The problem = Copy the data exactly; pictures stay out of the copy.

··· Data records

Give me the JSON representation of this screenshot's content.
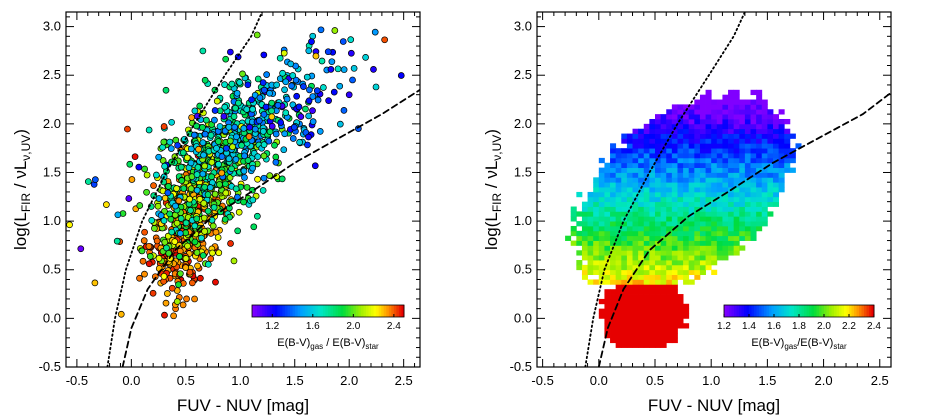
{
  "chart_data": [
    {
      "type": "scatter",
      "panel": "left",
      "xlabel": "FUV - NUV  [mag]",
      "ylabel_parts": [
        "log(L",
        "FIR",
        " / νL",
        "ν,UV",
        ")"
      ],
      "xlim": [
        -0.6,
        2.65
      ],
      "ylim": [
        -0.5,
        3.15
      ],
      "xticks": [
        -0.5,
        0.0,
        0.5,
        1.0,
        1.5,
        2.0,
        2.5
      ],
      "xtick_labels": [
        "-0.5",
        "0.0",
        "0.5",
        "1.0",
        "1.5",
        "2.0",
        "2.5"
      ],
      "yticks": [
        -0.5,
        0.0,
        0.5,
        1.0,
        1.5,
        2.0,
        2.5,
        3.0
      ],
      "ytick_labels": [
        "-0.5",
        "0.0",
        "0.5",
        "1.0",
        "1.5",
        "2.0",
        "2.5",
        "3.0"
      ],
      "colorbar": {
        "range": [
          1.0,
          2.5
        ],
        "ticks": [
          1.2,
          1.6,
          2.0,
          2.4
        ],
        "tick_labels": [
          "1.2",
          "1.6",
          "2.0",
          "2.4"
        ],
        "label_parts": [
          "E(B-V)",
          "gas",
          " / E(B-V)",
          "star"
        ]
      },
      "curves": [
        {
          "name": "dotted",
          "style": "dotted",
          "points": [
            [
              -0.22,
              -0.5
            ],
            [
              -0.15,
              0.0
            ],
            [
              -0.05,
              0.5
            ],
            [
              0.1,
              1.0
            ],
            [
              0.32,
              1.5
            ],
            [
              0.58,
              2.0
            ],
            [
              0.86,
              2.5
            ],
            [
              1.1,
              2.9
            ],
            [
              1.2,
              3.15
            ]
          ]
        },
        {
          "name": "dashed",
          "style": "dashed",
          "points": [
            [
              -0.08,
              -0.5
            ],
            [
              0.0,
              -0.1
            ],
            [
              0.15,
              0.3
            ],
            [
              0.4,
              0.7
            ],
            [
              0.75,
              1.05
            ],
            [
              1.1,
              1.3
            ],
            [
              1.5,
              1.6
            ],
            [
              1.9,
              1.85
            ],
            [
              2.3,
              2.1
            ],
            [
              2.65,
              2.35
            ]
          ]
        }
      ],
      "clusters": [
        {
          "center": [
            0.45,
            0.8
          ],
          "spread": [
            0.16,
            0.28
          ],
          "count": 280,
          "ratio": [
            2.3,
            2.5
          ]
        },
        {
          "center": [
            0.55,
            1.15
          ],
          "spread": [
            0.22,
            0.3
          ],
          "count": 260,
          "ratio": [
            1.9,
            2.4
          ]
        },
        {
          "center": [
            0.75,
            1.55
          ],
          "spread": [
            0.28,
            0.3
          ],
          "count": 320,
          "ratio": [
            1.6,
            2.2
          ]
        },
        {
          "center": [
            1.05,
            1.95
          ],
          "spread": [
            0.32,
            0.3
          ],
          "count": 260,
          "ratio": [
            1.4,
            1.9
          ]
        },
        {
          "center": [
            1.5,
            2.2
          ],
          "spread": [
            0.35,
            0.28
          ],
          "count": 110,
          "ratio": [
            1.1,
            1.7
          ]
        },
        {
          "center": [
            0.6,
            1.8
          ],
          "spread": [
            0.55,
            0.45
          ],
          "count": 60,
          "ratio": [
            1.0,
            2.5
          ]
        }
      ]
    },
    {
      "type": "heatmap",
      "panel": "right",
      "xlabel": "FUV - NUV  [mag]",
      "ylabel_parts": [
        "log(L",
        "FIR",
        " / νL",
        "ν,UV",
        ")"
      ],
      "xlim": [
        -0.55,
        2.6
      ],
      "ylim": [
        -0.5,
        3.15
      ],
      "xticks": [
        -0.5,
        0.0,
        0.5,
        1.0,
        1.5,
        2.0,
        2.5
      ],
      "xtick_labels": [
        "-0.5",
        "0.0",
        "0.5",
        "1.0",
        "1.5",
        "2.0",
        "2.5"
      ],
      "yticks": [
        -0.5,
        0.0,
        0.5,
        1.0,
        1.5,
        2.0,
        2.5,
        3.0
      ],
      "ytick_labels": [
        "-0.5",
        "0.0",
        "0.5",
        "1.0",
        "1.5",
        "2.0",
        "2.5",
        "3.0"
      ],
      "bin_x": 0.05,
      "bin_y": 0.05,
      "colorbar": {
        "range": [
          1.2,
          2.4
        ],
        "ticks": [
          1.2,
          1.4,
          1.6,
          1.8,
          2.0,
          2.2,
          2.4
        ],
        "tick_labels": [
          "1.2",
          "1.4",
          "1.6",
          "1.8",
          "2.0",
          "2.2",
          "2.4"
        ],
        "label_parts": [
          "E(B-V)",
          "gas",
          "/E(B-V)",
          "star"
        ]
      },
      "curves": [
        {
          "name": "dotted",
          "style": "dotted",
          "points": [
            [
              -0.12,
              -0.5
            ],
            [
              -0.05,
              0.0
            ],
            [
              0.05,
              0.5
            ],
            [
              0.22,
              1.0
            ],
            [
              0.45,
              1.5
            ],
            [
              0.7,
              2.0
            ],
            [
              0.98,
              2.5
            ],
            [
              1.2,
              2.9
            ],
            [
              1.3,
              3.15
            ]
          ]
        },
        {
          "name": "dashed",
          "style": "dashed",
          "points": [
            [
              0.0,
              -0.5
            ],
            [
              0.08,
              -0.1
            ],
            [
              0.22,
              0.3
            ],
            [
              0.45,
              0.7
            ],
            [
              0.8,
              1.05
            ],
            [
              1.15,
              1.3
            ],
            [
              1.55,
              1.6
            ],
            [
              1.95,
              1.85
            ],
            [
              2.35,
              2.1
            ],
            [
              2.6,
              2.32
            ]
          ]
        }
      ]
    }
  ]
}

······

Output of the task =
Give me the JSON representation of this screenshot's content.
{
  "chart_data": [
    {
      "type": "scatter",
      "panel": "left",
      "xlabel": "FUV - NUV  [mag]",
      "ylabel_parts": [
        "log(L",
        "FIR",
        " / νL",
        "ν,UV",
        ")"
      ],
      "xlim": [
        -0.6,
        2.65
      ],
      "ylim": [
        -0.5,
        3.15
      ],
      "xticks": [
        -0.5,
        0.0,
        0.5,
        1.0,
        1.5,
        2.0,
        2.5
      ],
      "xtick_labels": [
        "-0.5",
        "0.0",
        "0.5",
        "1.0",
        "1.5",
        "2.0",
        "2.5"
      ],
      "yticks": [
        -0.5,
        0.0,
        0.5,
        1.0,
        1.5,
        2.0,
        2.5,
        3.0
      ],
      "ytick_labels": [
        "-0.5",
        "0.0",
        "0.5",
        "1.0",
        "1.5",
        "2.0",
        "2.5",
        "3.0"
      ],
      "colorbar": {
        "range": [
          1.0,
          2.5
        ],
        "ticks": [
          1.2,
          1.6,
          2.0,
          2.4
        ],
        "tick_labels": [
          "1.2",
          "1.6",
          "2.0",
          "2.4"
        ],
        "label_parts": [
          "E(B-V)",
          "gas",
          " / E(B-V)",
          "star"
        ]
      },
      "curves": [
        {
          "name": "dotted",
          "style": "dotted",
          "points": [
            [
              -0.22,
              -0.5
            ],
            [
              -0.15,
              0.0
            ],
            [
              -0.05,
              0.5
            ],
            [
              0.1,
              1.0
            ],
            [
              0.32,
              1.5
            ],
            [
              0.58,
              2.0
            ],
            [
              0.86,
              2.5
            ],
            [
              1.1,
              2.9
            ],
            [
              1.2,
              3.15
            ]
          ]
        },
        {
          "name": "dashed",
          "style": "dashed",
          "points": [
            [
              -0.08,
              -0.5
            ],
            [
              0.0,
              -0.1
            ],
            [
              0.15,
              0.3
            ],
            [
              0.4,
              0.7
            ],
            [
              0.75,
              1.05
            ],
            [
              1.1,
              1.3
            ],
            [
              1.5,
              1.6
            ],
            [
              1.9,
              1.85
            ],
            [
              2.3,
              2.1
            ],
            [
              2.65,
              2.35
            ]
          ]
        }
      ],
      "clusters": [
        {
          "center": [
            0.45,
            0.8
          ],
          "spread": [
            0.16,
            0.28
          ],
          "count": 280,
          "ratio": [
            2.3,
            2.5
          ]
        },
        {
          "center": [
            0.55,
            1.15
          ],
          "spread": [
            0.22,
            0.3
          ],
          "count": 260,
          "ratio": [
            1.9,
            2.4
          ]
        },
        {
          "center": [
            0.75,
            1.55
          ],
          "spread": [
            0.28,
            0.3
          ],
          "count": 320,
          "ratio": [
            1.6,
            2.2
          ]
        },
        {
          "center": [
            1.05,
            1.95
          ],
          "spread": [
            0.32,
            0.3
          ],
          "count": 260,
          "ratio": [
            1.4,
            1.9
          ]
        },
        {
          "center": [
            1.5,
            2.2
          ],
          "spread": [
            0.35,
            0.28
          ],
          "count": 110,
          "ratio": [
            1.1,
            1.7
          ]
        },
        {
          "center": [
            0.6,
            1.8
          ],
          "spread": [
            0.55,
            0.45
          ],
          "count": 60,
          "ratio": [
            1.0,
            2.5
          ]
        }
      ]
    },
    {
      "type": "heatmap",
      "panel": "right",
      "xlabel": "FUV - NUV  [mag]",
      "ylabel_parts": [
        "log(L",
        "FIR",
        " / νL",
        "ν,UV",
        ")"
      ],
      "xlim": [
        -0.55,
        2.6
      ],
      "ylim": [
        -0.5,
        3.15
      ],
      "xticks": [
        -0.5,
        0.0,
        0.5,
        1.0,
        1.5,
        2.0,
        2.5
      ],
      "xtick_labels": [
        "-0.5",
        "0.0",
        "0.5",
        "1.0",
        "1.5",
        "2.0",
        "2.5"
      ],
      "yticks": [
        -0.5,
        0.0,
        0.5,
        1.0,
        1.5,
        2.0,
        2.5,
        3.0
      ],
      "ytick_labels": [
        "-0.5",
        "0.0",
        "0.5",
        "1.0",
        "1.5",
        "2.0",
        "2.5",
        "3.0"
      ],
      "bin_x": 0.05,
      "bin_y": 0.05,
      "colorbar": {
        "range": [
          1.2,
          2.4
        ],
        "ticks": [
          1.2,
          1.4,
          1.6,
          1.8,
          2.0,
          2.2,
          2.4
        ],
        "tick_labels": [
          "1.2",
          "1.4",
          "1.6",
          "1.8",
          "2.0",
          "2.2",
          "2.4"
        ],
        "label_parts": [
          "E(B-V)",
          "gas",
          "/E(B-V)",
          "star"
        ]
      },
      "curves": [
        {
          "name": "dotted",
          "style": "dotted",
          "points": [
            [
              -0.12,
              -0.5
            ],
            [
              -0.05,
              0.0
            ],
            [
              0.05,
              0.5
            ],
            [
              0.22,
              1.0
            ],
            [
              0.45,
              1.5
            ],
            [
              0.7,
              2.0
            ],
            [
              0.98,
              2.5
            ],
            [
              1.2,
              2.9
            ],
            [
              1.3,
              3.15
            ]
          ]
        },
        {
          "name": "dashed",
          "style": "dashed",
          "points": [
            [
              0.0,
              -0.5
            ],
            [
              0.08,
              -0.1
            ],
            [
              0.22,
              0.3
            ],
            [
              0.45,
              0.7
            ],
            [
              0.8,
              1.05
            ],
            [
              1.15,
              1.3
            ],
            [
              1.55,
              1.6
            ],
            [
              1.95,
              1.85
            ],
            [
              2.35,
              2.1
            ],
            [
              2.6,
              2.32
            ]
          ]
        }
      ]
    }
  ]
}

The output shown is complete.